Data supplied -
§

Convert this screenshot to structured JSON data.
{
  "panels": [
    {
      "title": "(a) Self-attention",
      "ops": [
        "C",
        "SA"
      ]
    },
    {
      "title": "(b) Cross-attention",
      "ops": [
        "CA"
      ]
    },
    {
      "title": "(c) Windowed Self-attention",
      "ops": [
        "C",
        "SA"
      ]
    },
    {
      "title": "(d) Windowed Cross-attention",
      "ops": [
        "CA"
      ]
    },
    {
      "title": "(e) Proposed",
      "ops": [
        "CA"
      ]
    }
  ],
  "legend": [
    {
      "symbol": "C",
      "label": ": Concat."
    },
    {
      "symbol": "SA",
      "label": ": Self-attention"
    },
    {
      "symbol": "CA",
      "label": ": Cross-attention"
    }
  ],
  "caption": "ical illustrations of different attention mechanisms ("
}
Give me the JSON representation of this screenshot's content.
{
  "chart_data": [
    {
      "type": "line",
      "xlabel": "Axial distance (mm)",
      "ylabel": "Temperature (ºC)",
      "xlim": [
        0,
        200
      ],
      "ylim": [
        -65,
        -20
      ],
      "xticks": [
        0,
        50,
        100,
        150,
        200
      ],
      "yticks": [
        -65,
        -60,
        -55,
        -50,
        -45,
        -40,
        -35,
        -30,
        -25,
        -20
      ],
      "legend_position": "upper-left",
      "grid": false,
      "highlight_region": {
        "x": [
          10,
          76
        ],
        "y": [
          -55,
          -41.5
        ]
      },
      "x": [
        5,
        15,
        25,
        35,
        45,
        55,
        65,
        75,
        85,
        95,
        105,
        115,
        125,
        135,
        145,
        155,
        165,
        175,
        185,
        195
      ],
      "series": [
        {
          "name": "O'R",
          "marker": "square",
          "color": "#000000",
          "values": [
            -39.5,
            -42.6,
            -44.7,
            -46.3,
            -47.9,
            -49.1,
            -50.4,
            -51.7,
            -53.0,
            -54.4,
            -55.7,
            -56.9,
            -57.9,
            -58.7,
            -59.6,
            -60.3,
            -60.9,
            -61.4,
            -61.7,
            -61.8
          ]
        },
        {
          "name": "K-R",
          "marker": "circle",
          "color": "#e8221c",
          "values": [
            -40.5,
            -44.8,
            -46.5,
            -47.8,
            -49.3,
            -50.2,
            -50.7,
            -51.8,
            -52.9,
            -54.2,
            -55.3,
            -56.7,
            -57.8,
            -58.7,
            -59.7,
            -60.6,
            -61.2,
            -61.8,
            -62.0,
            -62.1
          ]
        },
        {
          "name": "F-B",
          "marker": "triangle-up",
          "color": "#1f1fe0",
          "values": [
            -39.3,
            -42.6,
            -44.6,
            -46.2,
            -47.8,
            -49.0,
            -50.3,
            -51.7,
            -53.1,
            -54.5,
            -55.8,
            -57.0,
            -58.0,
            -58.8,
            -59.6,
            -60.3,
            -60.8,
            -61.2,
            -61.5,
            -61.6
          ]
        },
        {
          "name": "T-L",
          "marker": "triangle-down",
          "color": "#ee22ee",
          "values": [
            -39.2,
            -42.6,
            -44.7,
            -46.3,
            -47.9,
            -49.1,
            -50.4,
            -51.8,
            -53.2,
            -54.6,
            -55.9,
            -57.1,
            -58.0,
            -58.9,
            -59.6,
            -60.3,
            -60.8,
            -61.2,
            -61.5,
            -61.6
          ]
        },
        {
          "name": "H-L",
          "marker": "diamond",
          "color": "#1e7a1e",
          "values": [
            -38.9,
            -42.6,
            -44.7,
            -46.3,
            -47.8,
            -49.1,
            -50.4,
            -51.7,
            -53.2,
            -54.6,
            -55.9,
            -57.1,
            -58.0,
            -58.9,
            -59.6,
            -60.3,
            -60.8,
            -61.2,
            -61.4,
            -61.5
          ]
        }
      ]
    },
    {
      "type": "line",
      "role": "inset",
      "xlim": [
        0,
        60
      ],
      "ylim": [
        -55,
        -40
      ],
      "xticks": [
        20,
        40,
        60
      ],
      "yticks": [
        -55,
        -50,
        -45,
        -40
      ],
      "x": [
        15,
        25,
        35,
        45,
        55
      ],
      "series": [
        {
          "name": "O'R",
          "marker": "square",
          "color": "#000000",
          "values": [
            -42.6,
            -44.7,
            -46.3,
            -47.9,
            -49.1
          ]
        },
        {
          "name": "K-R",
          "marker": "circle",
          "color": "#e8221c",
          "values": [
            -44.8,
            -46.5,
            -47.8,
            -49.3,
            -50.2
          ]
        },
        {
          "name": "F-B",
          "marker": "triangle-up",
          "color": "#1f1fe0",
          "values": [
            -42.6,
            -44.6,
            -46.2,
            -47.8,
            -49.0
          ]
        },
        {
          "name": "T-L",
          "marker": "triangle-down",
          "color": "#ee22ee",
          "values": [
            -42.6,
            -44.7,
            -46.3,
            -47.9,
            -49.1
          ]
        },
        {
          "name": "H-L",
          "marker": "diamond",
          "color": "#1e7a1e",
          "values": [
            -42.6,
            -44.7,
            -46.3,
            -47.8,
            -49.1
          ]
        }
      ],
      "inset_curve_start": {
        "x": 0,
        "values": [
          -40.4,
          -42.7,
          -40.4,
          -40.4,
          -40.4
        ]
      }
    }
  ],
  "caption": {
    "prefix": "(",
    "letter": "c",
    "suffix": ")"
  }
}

§

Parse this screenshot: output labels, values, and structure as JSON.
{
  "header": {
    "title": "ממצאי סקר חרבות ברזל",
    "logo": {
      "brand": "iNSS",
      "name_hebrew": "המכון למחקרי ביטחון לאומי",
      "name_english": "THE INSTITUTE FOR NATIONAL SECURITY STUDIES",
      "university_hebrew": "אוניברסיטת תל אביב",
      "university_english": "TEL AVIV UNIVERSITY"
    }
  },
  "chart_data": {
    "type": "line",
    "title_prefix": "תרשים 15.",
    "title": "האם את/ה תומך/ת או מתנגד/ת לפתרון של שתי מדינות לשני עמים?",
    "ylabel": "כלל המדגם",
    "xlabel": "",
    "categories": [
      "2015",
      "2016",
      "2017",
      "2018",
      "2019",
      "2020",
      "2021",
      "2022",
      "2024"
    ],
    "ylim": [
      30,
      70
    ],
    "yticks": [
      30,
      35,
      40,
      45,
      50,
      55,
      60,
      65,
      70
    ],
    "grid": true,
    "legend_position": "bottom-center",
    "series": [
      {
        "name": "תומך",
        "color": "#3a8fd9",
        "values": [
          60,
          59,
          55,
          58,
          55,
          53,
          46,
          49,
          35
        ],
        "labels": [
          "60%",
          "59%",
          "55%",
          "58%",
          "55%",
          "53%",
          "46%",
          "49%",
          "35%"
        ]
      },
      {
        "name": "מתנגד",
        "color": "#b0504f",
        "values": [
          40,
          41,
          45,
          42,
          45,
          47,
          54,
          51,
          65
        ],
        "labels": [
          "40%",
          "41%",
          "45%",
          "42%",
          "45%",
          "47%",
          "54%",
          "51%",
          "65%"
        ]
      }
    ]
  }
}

§

Exercise requirements - Ascertain the number of lines in the entries that include the word "JSON", and report only that number.

Exercise answer - 3